--- Start ---

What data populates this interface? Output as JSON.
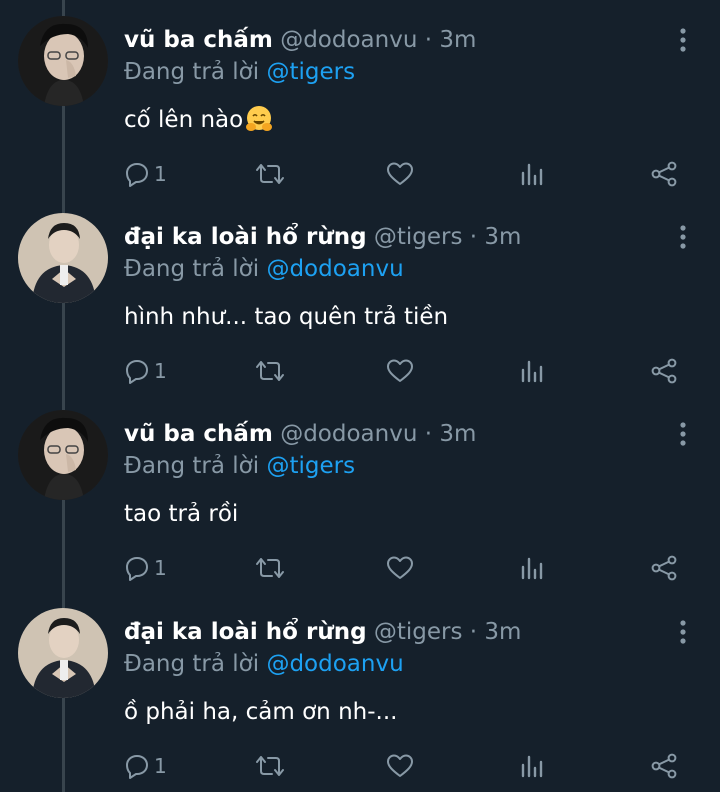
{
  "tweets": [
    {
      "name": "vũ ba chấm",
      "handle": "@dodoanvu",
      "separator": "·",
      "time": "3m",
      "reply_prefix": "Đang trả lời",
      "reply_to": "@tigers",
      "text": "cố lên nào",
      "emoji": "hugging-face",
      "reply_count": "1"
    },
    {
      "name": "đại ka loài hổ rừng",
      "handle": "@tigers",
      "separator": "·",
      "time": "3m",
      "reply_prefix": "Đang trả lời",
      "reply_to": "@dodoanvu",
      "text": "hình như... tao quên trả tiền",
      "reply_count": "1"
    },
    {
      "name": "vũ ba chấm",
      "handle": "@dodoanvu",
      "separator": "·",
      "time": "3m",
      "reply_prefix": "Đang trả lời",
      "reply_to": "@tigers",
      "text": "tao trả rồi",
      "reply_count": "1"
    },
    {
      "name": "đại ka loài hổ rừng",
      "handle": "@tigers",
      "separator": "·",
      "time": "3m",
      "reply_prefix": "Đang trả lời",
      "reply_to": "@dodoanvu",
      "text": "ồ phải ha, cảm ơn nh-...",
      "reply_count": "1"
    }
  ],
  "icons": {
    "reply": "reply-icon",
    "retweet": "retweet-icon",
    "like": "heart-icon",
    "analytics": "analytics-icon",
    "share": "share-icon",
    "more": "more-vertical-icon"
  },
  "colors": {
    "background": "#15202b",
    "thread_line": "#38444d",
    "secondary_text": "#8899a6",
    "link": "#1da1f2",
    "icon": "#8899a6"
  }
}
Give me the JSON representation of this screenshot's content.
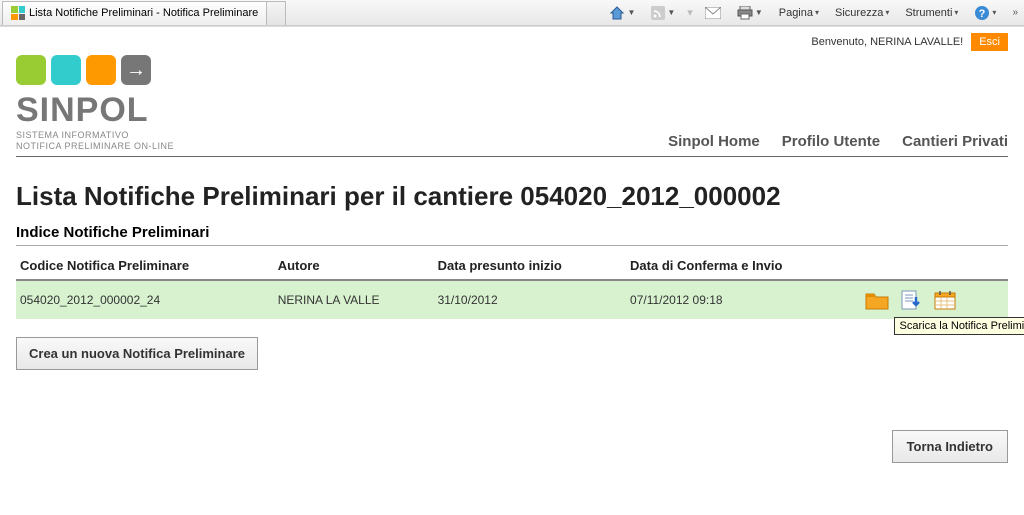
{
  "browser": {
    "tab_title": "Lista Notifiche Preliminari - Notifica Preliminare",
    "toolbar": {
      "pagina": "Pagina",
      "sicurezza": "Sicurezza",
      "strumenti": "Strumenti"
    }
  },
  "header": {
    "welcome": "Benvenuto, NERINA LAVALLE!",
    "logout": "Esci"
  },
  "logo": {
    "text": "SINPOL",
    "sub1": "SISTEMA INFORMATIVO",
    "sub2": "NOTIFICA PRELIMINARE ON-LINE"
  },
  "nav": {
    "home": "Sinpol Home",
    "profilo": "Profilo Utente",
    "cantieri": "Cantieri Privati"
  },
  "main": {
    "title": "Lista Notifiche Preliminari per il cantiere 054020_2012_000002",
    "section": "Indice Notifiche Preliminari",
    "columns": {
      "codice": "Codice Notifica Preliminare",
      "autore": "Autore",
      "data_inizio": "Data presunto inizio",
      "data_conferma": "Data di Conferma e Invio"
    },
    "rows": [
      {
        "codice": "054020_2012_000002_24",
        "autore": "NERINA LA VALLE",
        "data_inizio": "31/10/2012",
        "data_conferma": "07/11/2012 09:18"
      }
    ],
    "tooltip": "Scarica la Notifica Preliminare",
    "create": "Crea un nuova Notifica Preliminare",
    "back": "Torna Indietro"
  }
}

--- End ---

Set the data above down again exactly as given, with no pictures.

WORKED ANSWER =
What data populates this interface? Output as JSON.
{
  "tweets": [
    {
      "name": "vũ ba chấm",
      "handle": "@dodoanvu",
      "separator": "·",
      "time": "3m",
      "reply_prefix": "Đang trả lời",
      "reply_to": "@tigers",
      "text": "cố lên nào",
      "emoji": "hugging-face",
      "reply_count": "1"
    },
    {
      "name": "đại ka loài hổ rừng",
      "handle": "@tigers",
      "separator": "·",
      "time": "3m",
      "reply_prefix": "Đang trả lời",
      "reply_to": "@dodoanvu",
      "text": "hình như... tao quên trả tiền",
      "reply_count": "1"
    },
    {
      "name": "vũ ba chấm",
      "handle": "@dodoanvu",
      "separator": "·",
      "time": "3m",
      "reply_prefix": "Đang trả lời",
      "reply_to": "@tigers",
      "text": "tao trả rồi",
      "reply_count": "1"
    },
    {
      "name": "đại ka loài hổ rừng",
      "handle": "@tigers",
      "separator": "·",
      "time": "3m",
      "reply_prefix": "Đang trả lời",
      "reply_to": "@dodoanvu",
      "text": "ồ phải ha, cảm ơn nh-...",
      "reply_count": "1"
    }
  ],
  "icons": {
    "reply": "reply-icon",
    "retweet": "retweet-icon",
    "like": "heart-icon",
    "analytics": "analytics-icon",
    "share": "share-icon",
    "more": "more-vertical-icon"
  },
  "colors": {
    "background": "#15202b",
    "thread_line": "#38444d",
    "secondary_text": "#8899a6",
    "link": "#1da1f2",
    "icon": "#8899a6"
  }
}
Give me the JSON representation of this screenshot's content.
{
  "browser": {
    "tab_title": "Lista Notifiche Preliminari - Notifica Preliminare",
    "toolbar": {
      "pagina": "Pagina",
      "sicurezza": "Sicurezza",
      "strumenti": "Strumenti"
    }
  },
  "header": {
    "welcome": "Benvenuto, NERINA LAVALLE!",
    "logout": "Esci"
  },
  "logo": {
    "text": "SINPOL",
    "sub1": "SISTEMA INFORMATIVO",
    "sub2": "NOTIFICA PRELIMINARE ON-LINE"
  },
  "nav": {
    "home": "Sinpol Home",
    "profilo": "Profilo Utente",
    "cantieri": "Cantieri Privati"
  },
  "main": {
    "title": "Lista Notifiche Preliminari per il cantiere 054020_2012_000002",
    "section": "Indice Notifiche Preliminari",
    "columns": {
      "codice": "Codice Notifica Preliminare",
      "autore": "Autore",
      "data_inizio": "Data presunto inizio",
      "data_conferma": "Data di Conferma e Invio"
    },
    "rows": [
      {
        "codice": "054020_2012_000002_24",
        "autore": "NERINA LA VALLE",
        "data_inizio": "31/10/2012",
        "data_conferma": "07/11/2012 09:18"
      }
    ],
    "tooltip": "Scarica la Notifica Preliminare",
    "create": "Crea un nuova Notifica Preliminare",
    "back": "Torna Indietro"
  }
}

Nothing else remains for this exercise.